»»

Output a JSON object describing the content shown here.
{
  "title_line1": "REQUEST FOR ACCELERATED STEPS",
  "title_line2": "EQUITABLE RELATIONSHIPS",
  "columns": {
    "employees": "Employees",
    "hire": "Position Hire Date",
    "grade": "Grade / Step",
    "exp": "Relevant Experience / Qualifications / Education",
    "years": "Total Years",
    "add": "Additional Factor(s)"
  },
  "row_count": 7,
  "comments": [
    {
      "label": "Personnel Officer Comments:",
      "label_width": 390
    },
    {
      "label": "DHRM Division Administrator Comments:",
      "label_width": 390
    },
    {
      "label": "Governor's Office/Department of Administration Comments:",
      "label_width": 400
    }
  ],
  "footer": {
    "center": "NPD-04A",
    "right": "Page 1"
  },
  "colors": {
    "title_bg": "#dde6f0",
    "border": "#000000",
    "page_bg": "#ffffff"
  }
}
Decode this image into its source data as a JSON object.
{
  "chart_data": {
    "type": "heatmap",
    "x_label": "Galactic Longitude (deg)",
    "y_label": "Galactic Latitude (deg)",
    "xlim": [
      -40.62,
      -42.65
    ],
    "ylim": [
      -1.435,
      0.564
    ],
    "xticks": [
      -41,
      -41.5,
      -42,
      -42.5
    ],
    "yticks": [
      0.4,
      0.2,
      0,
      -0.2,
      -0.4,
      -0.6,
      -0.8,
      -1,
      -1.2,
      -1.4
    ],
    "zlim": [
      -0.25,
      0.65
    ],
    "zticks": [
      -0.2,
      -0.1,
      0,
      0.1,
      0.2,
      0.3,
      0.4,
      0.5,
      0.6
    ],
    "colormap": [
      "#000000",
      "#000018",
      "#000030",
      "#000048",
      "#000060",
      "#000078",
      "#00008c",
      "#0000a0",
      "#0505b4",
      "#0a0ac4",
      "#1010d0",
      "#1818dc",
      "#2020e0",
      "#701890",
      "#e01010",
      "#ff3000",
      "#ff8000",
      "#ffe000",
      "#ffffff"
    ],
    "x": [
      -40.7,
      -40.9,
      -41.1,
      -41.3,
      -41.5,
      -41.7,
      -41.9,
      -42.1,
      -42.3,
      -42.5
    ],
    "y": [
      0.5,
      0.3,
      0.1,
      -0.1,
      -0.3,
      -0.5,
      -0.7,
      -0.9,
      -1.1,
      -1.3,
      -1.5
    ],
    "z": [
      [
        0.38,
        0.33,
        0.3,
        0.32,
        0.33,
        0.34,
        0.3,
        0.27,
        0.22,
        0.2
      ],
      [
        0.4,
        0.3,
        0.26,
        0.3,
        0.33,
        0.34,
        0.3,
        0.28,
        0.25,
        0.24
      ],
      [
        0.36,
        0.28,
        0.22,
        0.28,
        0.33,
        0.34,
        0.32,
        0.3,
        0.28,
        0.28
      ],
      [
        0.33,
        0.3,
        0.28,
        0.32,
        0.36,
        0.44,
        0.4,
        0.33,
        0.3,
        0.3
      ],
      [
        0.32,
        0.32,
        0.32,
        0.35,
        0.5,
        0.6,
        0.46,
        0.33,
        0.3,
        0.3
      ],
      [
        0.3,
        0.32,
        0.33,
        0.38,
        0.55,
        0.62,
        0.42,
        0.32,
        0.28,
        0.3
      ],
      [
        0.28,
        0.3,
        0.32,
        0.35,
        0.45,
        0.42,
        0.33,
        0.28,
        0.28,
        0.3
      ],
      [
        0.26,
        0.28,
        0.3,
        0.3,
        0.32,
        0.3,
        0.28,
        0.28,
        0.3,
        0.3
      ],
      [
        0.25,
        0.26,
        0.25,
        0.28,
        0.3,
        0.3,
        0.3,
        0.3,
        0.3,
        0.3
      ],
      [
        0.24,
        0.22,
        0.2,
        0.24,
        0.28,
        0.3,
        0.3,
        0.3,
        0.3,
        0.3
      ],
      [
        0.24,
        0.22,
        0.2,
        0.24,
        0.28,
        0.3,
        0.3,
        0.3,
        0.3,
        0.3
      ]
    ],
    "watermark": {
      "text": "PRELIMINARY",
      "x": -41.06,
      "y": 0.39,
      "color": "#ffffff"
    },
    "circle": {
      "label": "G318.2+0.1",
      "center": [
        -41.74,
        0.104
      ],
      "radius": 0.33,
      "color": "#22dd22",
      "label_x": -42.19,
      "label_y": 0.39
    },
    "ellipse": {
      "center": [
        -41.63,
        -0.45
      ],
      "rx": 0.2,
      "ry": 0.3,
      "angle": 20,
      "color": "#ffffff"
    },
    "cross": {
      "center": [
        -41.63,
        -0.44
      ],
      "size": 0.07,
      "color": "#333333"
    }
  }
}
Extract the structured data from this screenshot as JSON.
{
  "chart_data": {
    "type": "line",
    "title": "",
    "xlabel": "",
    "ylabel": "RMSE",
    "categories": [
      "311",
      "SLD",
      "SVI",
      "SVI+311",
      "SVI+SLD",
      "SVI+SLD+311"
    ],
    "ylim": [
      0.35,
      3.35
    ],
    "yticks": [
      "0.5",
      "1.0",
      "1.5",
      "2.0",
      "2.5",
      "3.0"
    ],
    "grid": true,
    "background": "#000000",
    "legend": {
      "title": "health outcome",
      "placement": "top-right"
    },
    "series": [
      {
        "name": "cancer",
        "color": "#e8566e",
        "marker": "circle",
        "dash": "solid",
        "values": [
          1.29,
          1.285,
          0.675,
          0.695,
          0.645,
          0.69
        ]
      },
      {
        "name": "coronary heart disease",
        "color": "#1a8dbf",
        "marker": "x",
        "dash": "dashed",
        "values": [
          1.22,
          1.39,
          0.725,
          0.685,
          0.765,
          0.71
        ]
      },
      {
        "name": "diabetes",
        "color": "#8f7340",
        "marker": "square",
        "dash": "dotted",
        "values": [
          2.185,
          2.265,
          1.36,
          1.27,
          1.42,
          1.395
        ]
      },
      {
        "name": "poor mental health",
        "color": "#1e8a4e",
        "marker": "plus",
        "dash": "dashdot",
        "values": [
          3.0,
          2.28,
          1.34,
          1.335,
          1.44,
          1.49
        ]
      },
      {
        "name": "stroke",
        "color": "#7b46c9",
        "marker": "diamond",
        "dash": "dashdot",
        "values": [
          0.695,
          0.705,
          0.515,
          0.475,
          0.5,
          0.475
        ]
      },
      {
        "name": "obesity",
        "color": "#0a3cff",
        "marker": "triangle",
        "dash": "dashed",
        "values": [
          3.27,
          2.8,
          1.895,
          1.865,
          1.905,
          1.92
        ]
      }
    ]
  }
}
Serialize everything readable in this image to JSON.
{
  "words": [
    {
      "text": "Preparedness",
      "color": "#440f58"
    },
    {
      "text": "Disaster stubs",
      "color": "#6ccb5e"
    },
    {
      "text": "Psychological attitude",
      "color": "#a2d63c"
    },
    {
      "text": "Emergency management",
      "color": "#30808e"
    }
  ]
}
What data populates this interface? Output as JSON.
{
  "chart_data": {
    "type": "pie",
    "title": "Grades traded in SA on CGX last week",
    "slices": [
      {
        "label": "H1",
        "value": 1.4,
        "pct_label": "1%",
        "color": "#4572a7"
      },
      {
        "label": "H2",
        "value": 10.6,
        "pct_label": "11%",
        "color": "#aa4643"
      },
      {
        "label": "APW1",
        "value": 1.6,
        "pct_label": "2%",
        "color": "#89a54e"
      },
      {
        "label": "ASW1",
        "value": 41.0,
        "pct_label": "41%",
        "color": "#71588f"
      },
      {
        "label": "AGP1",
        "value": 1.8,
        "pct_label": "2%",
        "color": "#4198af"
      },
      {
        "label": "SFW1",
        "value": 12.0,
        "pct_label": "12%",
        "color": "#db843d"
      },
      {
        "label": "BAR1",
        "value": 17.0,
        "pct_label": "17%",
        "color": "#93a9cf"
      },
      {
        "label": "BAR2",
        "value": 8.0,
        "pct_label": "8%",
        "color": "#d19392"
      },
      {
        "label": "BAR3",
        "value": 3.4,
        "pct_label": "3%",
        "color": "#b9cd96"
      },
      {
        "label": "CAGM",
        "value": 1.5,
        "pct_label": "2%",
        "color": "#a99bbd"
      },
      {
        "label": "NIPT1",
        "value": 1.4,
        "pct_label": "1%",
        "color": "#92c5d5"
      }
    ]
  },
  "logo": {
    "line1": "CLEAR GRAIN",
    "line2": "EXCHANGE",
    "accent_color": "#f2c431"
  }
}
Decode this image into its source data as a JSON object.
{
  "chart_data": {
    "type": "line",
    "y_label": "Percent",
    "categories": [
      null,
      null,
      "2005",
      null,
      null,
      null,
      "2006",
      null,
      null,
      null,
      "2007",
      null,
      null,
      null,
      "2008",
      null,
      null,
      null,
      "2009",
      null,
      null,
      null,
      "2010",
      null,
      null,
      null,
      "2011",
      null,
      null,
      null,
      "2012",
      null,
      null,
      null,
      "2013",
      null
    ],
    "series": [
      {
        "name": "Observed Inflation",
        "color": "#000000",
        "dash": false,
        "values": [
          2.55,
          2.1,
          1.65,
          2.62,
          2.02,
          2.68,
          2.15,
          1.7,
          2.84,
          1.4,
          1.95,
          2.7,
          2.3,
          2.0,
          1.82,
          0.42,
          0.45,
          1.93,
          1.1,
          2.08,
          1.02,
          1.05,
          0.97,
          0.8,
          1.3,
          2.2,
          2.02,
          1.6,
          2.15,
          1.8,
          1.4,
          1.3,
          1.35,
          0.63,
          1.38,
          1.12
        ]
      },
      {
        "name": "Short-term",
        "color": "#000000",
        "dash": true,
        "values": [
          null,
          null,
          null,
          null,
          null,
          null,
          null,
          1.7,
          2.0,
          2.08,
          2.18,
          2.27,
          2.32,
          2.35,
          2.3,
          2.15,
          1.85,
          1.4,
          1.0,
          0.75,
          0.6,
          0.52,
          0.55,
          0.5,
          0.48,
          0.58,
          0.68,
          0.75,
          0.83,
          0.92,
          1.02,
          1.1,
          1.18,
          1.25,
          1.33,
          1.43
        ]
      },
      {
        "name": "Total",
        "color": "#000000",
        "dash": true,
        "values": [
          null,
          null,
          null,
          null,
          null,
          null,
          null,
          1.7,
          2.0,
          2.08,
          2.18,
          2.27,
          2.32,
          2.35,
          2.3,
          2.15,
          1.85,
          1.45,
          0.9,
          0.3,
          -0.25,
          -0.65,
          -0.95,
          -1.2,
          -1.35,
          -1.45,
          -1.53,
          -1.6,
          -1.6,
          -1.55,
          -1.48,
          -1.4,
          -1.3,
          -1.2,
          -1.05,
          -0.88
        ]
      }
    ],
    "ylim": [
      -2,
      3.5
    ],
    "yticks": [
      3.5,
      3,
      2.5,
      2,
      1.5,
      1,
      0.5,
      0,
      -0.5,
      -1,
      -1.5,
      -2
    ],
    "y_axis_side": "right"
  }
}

««

PROMPT — Give only the number of lines in the entries above that hold the string "this".

OUTPUT OF THE TASK — 5